[Saved entries]
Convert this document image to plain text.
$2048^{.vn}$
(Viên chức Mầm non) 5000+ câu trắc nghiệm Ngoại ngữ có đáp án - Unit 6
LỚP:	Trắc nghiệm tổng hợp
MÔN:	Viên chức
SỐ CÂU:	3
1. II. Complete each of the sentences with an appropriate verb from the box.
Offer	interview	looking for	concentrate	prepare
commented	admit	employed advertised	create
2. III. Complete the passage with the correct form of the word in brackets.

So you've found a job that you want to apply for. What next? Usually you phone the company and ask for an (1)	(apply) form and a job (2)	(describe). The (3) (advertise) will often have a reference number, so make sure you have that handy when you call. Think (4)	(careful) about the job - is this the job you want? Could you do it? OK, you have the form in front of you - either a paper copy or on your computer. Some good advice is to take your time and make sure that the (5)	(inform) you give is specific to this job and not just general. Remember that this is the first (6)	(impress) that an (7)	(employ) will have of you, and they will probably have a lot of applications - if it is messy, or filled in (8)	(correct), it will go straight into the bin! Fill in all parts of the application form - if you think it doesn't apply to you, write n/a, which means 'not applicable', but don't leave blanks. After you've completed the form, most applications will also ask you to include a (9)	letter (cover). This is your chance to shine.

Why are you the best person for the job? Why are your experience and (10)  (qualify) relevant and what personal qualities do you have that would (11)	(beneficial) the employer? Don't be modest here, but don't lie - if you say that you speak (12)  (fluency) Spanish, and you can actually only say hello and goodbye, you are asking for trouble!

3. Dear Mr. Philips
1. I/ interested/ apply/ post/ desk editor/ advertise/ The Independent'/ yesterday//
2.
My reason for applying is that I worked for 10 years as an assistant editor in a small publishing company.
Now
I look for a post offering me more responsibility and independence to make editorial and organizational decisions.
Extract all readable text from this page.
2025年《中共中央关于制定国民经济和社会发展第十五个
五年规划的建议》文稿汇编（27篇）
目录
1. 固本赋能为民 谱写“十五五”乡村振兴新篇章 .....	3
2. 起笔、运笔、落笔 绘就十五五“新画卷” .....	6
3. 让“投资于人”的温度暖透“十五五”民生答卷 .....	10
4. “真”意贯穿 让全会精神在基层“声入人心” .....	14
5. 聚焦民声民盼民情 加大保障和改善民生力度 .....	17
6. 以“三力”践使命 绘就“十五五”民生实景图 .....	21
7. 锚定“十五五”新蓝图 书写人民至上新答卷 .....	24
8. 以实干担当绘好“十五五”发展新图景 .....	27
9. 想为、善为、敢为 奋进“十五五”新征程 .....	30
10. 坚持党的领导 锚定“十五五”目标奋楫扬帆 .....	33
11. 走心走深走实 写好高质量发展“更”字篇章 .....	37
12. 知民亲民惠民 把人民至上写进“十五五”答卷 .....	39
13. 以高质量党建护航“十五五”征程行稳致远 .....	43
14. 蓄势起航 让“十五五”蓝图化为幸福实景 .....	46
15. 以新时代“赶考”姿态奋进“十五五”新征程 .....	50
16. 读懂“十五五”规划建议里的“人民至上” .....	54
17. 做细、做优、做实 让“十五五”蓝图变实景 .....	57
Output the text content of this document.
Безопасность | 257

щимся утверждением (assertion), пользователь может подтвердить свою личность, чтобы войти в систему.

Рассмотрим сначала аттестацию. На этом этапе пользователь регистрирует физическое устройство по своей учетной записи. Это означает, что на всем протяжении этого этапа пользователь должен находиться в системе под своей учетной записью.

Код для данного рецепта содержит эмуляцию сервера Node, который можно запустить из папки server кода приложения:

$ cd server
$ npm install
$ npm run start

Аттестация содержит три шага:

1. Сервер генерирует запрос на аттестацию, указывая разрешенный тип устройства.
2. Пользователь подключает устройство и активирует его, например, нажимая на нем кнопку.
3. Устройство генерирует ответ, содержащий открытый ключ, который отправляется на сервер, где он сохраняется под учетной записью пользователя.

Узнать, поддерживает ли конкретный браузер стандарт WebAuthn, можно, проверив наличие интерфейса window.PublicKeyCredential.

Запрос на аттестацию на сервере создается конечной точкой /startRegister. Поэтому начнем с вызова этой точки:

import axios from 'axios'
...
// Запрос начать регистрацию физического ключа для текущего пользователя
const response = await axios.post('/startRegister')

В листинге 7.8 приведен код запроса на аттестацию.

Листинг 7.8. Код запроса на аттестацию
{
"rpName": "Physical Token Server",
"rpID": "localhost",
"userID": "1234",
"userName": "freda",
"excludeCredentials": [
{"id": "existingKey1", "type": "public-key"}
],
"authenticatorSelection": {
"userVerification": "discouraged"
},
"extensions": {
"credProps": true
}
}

**REQUIRED TASK:** Copy out every line of the data above, exactly as given.

**OUTPUT OF THE TASK:**
Convert this document image to plain text.
$2048^{.vn}$
(Viên chức Mầm non) 5000+ câu trắc nghiệm Ngoại ngữ có đáp án - Unit 6
LỚP:	Trắc nghiệm tổng hợp
MÔN:	Viên chức
SỐ CÂU:	3
1. II. Complete each of the sentences with an appropriate verb from the box.
Offer	interview	looking for	concentrate	prepare
commented	admit	employed advertised	create
2. III. Complete the passage with the correct form of the word in brackets.

So you've found a job that you want to apply for. What next? Usually you phone the company and ask for an (1)	(apply) form and a job (2)	(describe). The (3) (advertise) will often have a reference number, so make sure you have that handy when you call. Think (4)	(careful) about the job - is this the job you want? Could you do it? OK, you have the form in front of you - either a paper copy or on your computer. Some good advice is to take your time and make sure that the (5)	(inform) you give is specific to this job and not just general. Remember that this is the first (6)	(impress) that an (7)	(employ) will have of you, and they will probably have a lot of applications - if it is messy, or filled in (8)	(correct), it will go straight into the bin! Fill in all parts of the application form - if you think it doesn't apply to you, write n/a, which means 'not applicable', but don't leave blanks. After you've completed the form, most applications will also ask you to include a (9)	letter (cover). This is your chance to shine.

Why are you the best person for the job? Why are your experience and (10)  (qualify) relevant and what personal qualities do you have that would (11)	(beneficial) the employer? Don't be modest here, but don't lie - if you say that you speak (12)  (fluency) Spanish, and you can actually only say hello and goodbye, you are asking for trouble!

3. Dear Mr. Philips
1. I/ interested/ apply/ post/ desk editor/ advertise/ The Independent'/ yesterday//
2.
My reason for applying is that I worked for 10 years as an assistant editor in a small publishing company.
Now
I look for a post offering me more responsibility and independence to make editorial and organizational decisions.
Extract all readable text from this page.
2025年《中共中央关于制定国民经济和社会发展第十五个
五年规划的建议》文稿汇编（27篇）
目录
1. 固本赋能为民 谱写“十五五”乡村振兴新篇章 .....	3
2. 起笔、运笔、落笔 绘就十五五“新画卷” .....	6
3. 让“投资于人”的温度暖透“十五五”民生答卷 .....	10
4. “真”意贯穿 让全会精神在基层“声入人心” .....	14
5. 聚焦民声民盼民情 加大保障和改善民生力度 .....	17
6. 以“三力”践使命 绘就“十五五”民生实景图 .....	21
7. 锚定“十五五”新蓝图 书写人民至上新答卷 .....	24
8. 以实干担当绘好“十五五”发展新图景 .....	27
9. 想为、善为、敢为 奋进“十五五”新征程 .....	30
10. 坚持党的领导 锚定“十五五”目标奋楫扬帆 .....	33
11. 走心走深走实 写好高质量发展“更”字篇章 .....	37
12. 知民亲民惠民 把人民至上写进“十五五”答卷 .....	39
13. 以高质量党建护航“十五五”征程行稳致远 .....	43
14. 蓄势起航 让“十五五”蓝图化为幸福实景 .....	46
15. 以新时代“赶考”姿态奋进“十五五”新征程 .....	50
16. 读懂“十五五”规划建议里的“人民至上” .....	54
17. 做细、做优、做实 让“十五五”蓝图变实景 .....	57
Output the text content of this document.
Безопасность | 257

щимся утверждением (assertion), пользователь может подтвердить свою личность, чтобы войти в систему.

Рассмотрим сначала аттестацию. На этом этапе пользователь регистрирует физическое устройство по своей учетной записи. Это означает, что на всем протяжении этого этапа пользователь должен находиться в системе под своей учетной записью.

Код для данного рецепта содержит эмуляцию сервера Node, который можно запустить из папки server кода приложения:

$ cd server
$ npm install
$ npm run start

Аттестация содержит три шага:

1. Сервер генерирует запрос на аттестацию, указывая разрешенный тип устройства.
2. Пользователь подключает устройство и активирует его, например, нажимая на нем кнопку.
3. Устройство генерирует ответ, содержащий открытый ключ, который отправляется на сервер, где он сохраняется под учетной записью пользователя.

Узнать, поддерживает ли конкретный браузер стандарт WebAuthn, можно, проверив наличие интерфейса window.PublicKeyCredential.

Запрос на аттестацию на сервере создается конечной точкой /startRegister. Поэтому начнем с вызова этой точки:

import axios from 'axios'
...
// Запрос начать регистрацию физического ключа для текущего пользователя
const response = await axios.post('/startRegister')

В листинге 7.8 приведен код запроса на аттестацию.

Листинг 7.8. Код запроса на аттестацию
{
"rpName": "Physical Token Server",
"rpID": "localhost",
"userID": "1234",
"userName": "freda",
"excludeCredentials": [
{"id": "existingKey1", "type": "public-key"}
],
"authenticatorSelection": {
"userVerification": "discouraged"
},
"extensions": {
"credProps": true
}
}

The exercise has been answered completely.